(Data items)

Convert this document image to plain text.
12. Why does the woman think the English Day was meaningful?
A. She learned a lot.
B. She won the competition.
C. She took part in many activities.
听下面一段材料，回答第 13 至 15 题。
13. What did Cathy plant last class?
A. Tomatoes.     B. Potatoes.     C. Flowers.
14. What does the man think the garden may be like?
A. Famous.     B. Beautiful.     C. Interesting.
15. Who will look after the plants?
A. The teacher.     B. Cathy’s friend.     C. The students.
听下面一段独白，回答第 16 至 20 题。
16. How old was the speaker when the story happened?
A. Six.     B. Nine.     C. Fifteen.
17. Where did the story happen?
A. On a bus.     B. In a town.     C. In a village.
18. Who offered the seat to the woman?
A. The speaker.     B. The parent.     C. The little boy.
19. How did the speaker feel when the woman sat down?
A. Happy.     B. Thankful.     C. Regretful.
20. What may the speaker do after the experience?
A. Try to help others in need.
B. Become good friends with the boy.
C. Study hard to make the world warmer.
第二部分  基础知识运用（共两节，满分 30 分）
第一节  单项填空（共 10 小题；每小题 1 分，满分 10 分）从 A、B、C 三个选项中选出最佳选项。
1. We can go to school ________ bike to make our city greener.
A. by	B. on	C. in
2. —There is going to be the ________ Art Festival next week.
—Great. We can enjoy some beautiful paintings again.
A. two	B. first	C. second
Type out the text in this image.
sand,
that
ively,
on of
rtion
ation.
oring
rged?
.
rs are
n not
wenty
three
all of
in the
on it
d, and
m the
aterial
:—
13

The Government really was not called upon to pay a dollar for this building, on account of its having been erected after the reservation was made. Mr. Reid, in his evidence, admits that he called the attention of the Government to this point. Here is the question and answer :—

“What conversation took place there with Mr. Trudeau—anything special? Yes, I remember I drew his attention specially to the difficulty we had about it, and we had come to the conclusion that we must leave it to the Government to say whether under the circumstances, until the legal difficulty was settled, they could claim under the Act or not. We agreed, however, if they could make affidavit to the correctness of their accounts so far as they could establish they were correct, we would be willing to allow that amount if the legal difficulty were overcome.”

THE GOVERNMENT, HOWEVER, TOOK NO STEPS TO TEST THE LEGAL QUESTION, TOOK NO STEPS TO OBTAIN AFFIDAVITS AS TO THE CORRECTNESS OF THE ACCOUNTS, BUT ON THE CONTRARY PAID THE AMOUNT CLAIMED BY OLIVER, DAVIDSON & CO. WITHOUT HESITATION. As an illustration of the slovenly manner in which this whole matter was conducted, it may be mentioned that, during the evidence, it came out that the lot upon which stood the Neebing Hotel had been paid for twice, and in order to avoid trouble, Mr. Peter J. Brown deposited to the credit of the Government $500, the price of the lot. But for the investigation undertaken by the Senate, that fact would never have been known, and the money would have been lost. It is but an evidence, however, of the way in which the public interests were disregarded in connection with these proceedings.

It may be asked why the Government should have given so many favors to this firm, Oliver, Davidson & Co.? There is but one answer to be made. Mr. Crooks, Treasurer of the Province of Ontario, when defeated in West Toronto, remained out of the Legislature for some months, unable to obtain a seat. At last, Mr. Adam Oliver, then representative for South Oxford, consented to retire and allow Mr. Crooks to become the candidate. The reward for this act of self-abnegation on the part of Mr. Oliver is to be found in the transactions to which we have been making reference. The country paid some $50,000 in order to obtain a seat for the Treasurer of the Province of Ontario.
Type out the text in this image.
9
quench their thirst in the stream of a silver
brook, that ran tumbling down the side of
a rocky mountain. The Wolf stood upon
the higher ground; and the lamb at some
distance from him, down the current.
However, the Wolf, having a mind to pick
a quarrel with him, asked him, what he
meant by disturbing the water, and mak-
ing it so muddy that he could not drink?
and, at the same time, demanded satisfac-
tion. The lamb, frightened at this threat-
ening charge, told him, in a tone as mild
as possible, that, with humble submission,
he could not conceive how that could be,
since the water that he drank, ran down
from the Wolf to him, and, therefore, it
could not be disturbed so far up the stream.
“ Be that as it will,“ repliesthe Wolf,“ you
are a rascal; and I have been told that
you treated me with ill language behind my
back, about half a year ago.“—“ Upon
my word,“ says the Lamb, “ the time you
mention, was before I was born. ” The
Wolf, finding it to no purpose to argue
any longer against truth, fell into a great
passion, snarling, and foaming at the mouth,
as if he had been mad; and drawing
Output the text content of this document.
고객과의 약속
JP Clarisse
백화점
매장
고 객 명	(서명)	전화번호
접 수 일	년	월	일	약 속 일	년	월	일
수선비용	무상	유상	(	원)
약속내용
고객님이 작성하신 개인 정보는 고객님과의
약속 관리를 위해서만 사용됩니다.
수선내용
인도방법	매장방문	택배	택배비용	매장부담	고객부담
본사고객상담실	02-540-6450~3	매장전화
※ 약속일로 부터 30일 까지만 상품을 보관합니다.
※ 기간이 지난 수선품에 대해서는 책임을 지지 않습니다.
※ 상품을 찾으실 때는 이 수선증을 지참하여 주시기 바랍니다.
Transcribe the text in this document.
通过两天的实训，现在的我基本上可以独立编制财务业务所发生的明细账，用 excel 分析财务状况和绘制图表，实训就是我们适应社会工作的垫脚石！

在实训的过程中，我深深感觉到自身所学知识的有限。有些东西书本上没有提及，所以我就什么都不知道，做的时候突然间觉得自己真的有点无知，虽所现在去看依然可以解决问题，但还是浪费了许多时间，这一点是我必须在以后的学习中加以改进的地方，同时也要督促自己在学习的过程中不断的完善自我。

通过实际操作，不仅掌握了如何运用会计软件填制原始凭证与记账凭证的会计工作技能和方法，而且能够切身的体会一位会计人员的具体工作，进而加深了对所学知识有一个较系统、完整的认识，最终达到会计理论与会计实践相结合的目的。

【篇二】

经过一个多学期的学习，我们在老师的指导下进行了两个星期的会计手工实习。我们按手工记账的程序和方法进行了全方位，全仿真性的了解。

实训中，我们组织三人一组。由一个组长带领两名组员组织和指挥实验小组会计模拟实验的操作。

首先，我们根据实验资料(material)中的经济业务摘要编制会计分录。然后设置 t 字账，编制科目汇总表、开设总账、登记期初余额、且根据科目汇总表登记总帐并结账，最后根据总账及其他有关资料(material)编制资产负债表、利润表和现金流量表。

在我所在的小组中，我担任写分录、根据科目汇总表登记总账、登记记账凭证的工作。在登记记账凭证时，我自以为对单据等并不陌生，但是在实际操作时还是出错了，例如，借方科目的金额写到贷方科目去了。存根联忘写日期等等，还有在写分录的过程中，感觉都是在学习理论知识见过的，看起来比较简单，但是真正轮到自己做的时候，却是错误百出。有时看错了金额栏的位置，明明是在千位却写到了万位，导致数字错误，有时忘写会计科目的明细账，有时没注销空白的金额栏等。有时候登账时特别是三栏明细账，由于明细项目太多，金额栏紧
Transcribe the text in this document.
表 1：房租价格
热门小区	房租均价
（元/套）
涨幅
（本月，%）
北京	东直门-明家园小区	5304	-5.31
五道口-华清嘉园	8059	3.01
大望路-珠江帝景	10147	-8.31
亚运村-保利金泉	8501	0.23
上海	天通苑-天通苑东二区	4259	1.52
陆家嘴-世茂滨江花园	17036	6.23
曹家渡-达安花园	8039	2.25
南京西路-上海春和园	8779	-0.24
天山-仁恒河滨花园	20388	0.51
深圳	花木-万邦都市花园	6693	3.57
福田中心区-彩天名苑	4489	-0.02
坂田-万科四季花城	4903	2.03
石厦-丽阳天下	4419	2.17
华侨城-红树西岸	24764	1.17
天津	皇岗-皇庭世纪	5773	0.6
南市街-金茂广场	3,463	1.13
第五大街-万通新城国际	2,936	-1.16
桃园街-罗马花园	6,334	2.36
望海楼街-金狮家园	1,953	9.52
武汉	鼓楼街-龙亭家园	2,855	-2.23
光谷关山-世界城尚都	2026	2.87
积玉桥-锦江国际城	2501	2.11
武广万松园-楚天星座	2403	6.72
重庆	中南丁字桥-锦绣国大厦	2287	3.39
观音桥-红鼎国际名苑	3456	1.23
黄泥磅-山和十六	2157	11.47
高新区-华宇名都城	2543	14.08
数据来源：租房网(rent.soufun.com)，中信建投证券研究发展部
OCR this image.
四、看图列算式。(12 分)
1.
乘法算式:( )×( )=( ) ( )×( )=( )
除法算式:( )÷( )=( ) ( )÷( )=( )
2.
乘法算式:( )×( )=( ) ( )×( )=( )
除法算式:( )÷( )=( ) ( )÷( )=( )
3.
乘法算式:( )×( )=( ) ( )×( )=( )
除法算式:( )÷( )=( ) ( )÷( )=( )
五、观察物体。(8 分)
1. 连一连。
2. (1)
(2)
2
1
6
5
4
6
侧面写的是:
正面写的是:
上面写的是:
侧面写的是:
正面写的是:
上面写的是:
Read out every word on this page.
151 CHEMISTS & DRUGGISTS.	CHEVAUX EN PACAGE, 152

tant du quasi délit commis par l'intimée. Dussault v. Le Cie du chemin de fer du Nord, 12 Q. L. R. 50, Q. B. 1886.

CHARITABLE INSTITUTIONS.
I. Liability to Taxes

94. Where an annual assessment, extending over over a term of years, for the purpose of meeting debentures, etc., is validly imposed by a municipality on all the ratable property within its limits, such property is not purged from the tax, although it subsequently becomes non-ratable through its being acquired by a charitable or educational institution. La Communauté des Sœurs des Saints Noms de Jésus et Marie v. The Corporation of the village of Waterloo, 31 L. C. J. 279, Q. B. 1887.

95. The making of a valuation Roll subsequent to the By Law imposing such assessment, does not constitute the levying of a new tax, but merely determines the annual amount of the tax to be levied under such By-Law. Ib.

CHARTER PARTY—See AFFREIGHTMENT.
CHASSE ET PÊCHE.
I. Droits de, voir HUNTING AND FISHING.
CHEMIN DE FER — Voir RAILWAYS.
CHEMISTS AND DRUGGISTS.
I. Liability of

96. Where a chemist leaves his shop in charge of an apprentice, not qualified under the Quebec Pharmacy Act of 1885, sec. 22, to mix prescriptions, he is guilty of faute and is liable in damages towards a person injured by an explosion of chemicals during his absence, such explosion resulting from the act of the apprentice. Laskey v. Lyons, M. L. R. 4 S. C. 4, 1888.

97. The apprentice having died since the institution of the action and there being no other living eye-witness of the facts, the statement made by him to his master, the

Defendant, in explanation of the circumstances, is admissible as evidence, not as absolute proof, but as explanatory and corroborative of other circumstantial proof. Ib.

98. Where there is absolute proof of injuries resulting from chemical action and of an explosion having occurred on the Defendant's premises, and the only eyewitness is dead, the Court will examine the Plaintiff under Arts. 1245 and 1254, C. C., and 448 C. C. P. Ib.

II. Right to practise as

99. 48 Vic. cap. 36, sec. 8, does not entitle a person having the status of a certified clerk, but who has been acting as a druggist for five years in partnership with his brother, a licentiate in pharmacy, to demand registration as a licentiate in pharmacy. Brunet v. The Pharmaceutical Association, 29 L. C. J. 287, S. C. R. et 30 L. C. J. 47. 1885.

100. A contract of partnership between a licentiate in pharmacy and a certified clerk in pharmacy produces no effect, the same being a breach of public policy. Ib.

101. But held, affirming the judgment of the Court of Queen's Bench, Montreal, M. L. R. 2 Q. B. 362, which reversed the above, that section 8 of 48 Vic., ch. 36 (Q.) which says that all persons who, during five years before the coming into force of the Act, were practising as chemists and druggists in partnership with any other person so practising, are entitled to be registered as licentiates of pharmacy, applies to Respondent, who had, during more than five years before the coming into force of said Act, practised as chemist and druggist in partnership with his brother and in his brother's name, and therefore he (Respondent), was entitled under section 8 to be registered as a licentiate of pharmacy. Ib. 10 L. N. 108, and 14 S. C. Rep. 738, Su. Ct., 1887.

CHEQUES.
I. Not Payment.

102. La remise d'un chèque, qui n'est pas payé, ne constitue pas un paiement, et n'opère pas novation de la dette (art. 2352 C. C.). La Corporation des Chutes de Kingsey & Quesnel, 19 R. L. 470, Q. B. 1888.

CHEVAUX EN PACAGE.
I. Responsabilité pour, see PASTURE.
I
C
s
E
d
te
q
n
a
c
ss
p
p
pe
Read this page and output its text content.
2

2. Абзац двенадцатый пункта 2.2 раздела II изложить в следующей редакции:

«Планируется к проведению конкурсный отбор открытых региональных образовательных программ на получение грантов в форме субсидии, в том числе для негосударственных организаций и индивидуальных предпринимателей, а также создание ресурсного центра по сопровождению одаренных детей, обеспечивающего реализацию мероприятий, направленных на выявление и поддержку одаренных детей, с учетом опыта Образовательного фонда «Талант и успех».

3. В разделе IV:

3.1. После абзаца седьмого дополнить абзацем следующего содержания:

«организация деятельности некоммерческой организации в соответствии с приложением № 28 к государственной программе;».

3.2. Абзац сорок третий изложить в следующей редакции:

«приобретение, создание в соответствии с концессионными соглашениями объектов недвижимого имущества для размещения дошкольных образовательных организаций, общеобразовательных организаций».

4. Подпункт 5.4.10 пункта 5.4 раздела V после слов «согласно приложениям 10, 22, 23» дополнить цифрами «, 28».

WRITTEN INSTRUCTION:
Find the word "Wolf" in the material, then list each line that holds it.

RESPONSE TO THE EXERCISE:
a rocky mountain. The Wolf stood upon
However, the Wolf, having a mind to pick
from the Wolf to him, and, therefore, it
“ Be that as it will,“ repliesthe Wolf,“ you
Wolf, finding it to no purpose to argue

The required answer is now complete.